> Instructions to follow:
For the listing below, give the count of lines containing the string "title" and nothing else.

> Supplied data:
----------------

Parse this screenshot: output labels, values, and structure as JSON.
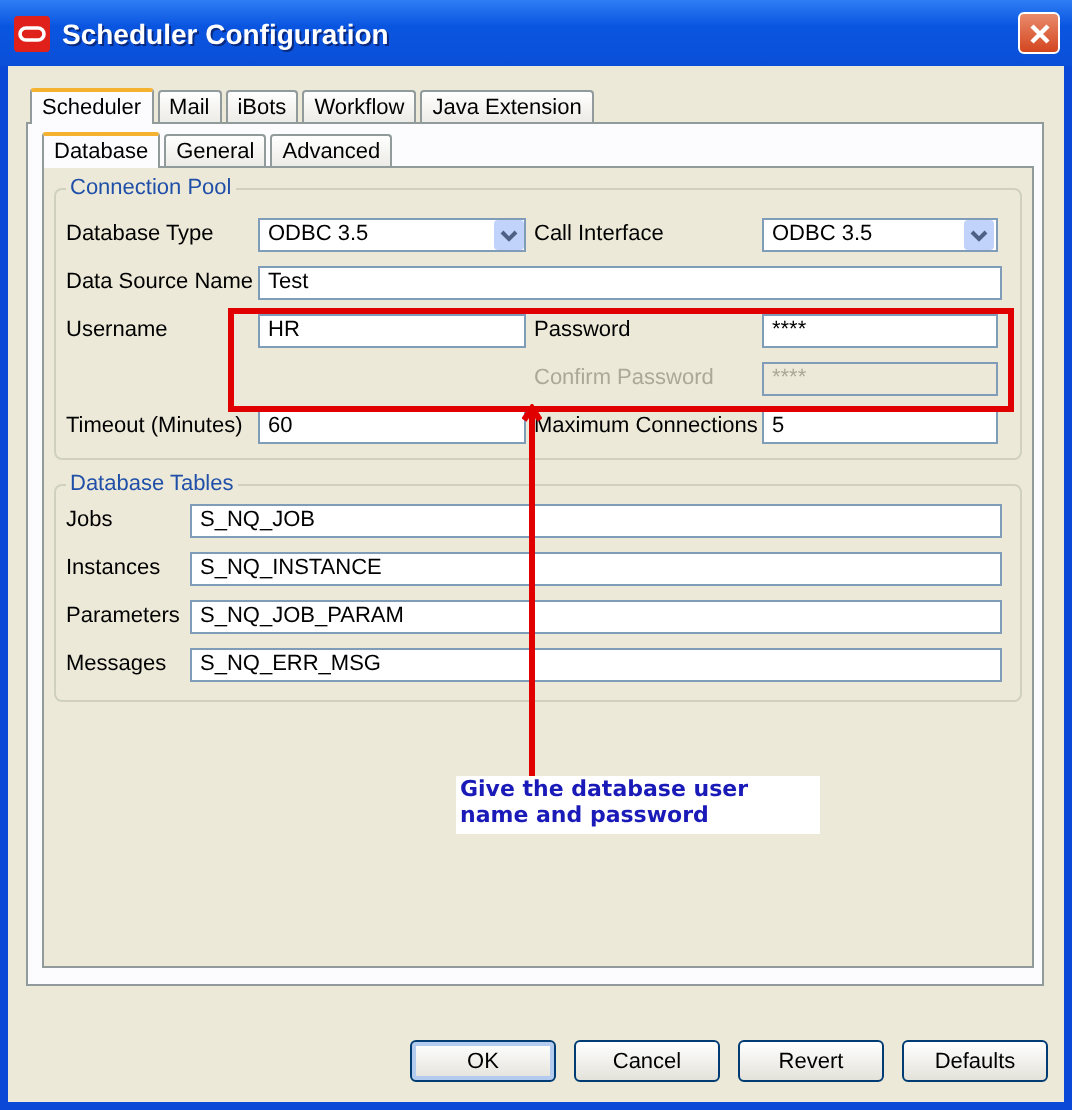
{
  "window": {
    "title": "Scheduler Configuration"
  },
  "tabs": [
    {
      "label": "Scheduler",
      "selected": true
    },
    {
      "label": "Mail",
      "selected": false
    },
    {
      "label": "iBots",
      "selected": false
    },
    {
      "label": "Workflow",
      "selected": false
    },
    {
      "label": "Java Extension",
      "selected": false
    }
  ],
  "subtabs": [
    {
      "label": "Database",
      "selected": true
    },
    {
      "label": "General",
      "selected": false
    },
    {
      "label": "Advanced",
      "selected": false
    }
  ],
  "connection_pool": {
    "title": "Connection Pool",
    "rows": [
      {
        "left": {
          "label": "Database Type",
          "value": "ODBC 3.5",
          "kind": "select",
          "disabled": false
        },
        "right": {
          "label": "Call Interface",
          "value": "ODBC 3.5",
          "kind": "select",
          "disabled": false
        }
      },
      {
        "left": {
          "label": "Data Source Name",
          "value": "Test",
          "kind": "text",
          "disabled": false
        }
      },
      {
        "left": {
          "label": "Username",
          "value": "HR",
          "kind": "text",
          "disabled": false
        },
        "right": {
          "label": "Password",
          "value": "****",
          "kind": "text",
          "disabled": false
        }
      },
      {
        "right": {
          "label": "Confirm Password",
          "value": "****",
          "kind": "text",
          "disabled": true
        }
      },
      {
        "left": {
          "label": "Timeout (Minutes)",
          "value": "60",
          "kind": "text",
          "disabled": false
        },
        "right": {
          "label": "Maximum Connections",
          "value": "5",
          "kind": "text",
          "disabled": false
        }
      }
    ]
  },
  "database_tables": {
    "title": "Database Tables",
    "fields": [
      {
        "label": "Jobs",
        "value": "S_NQ_JOB"
      },
      {
        "label": "Instances",
        "value": "S_NQ_INSTANCE"
      },
      {
        "label": "Parameters",
        "value": "S_NQ_JOB_PARAM"
      },
      {
        "label": "Messages",
        "value": "S_NQ_ERR_MSG"
      }
    ]
  },
  "annotation": {
    "callout": "Give the database user name and password"
  },
  "buttons": [
    {
      "label": "OK",
      "default": true
    },
    {
      "label": "Cancel",
      "default": false
    },
    {
      "label": "Revert",
      "default": false
    },
    {
      "label": "Defaults",
      "default": false
    }
  ]
}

----------------

> The reply:
3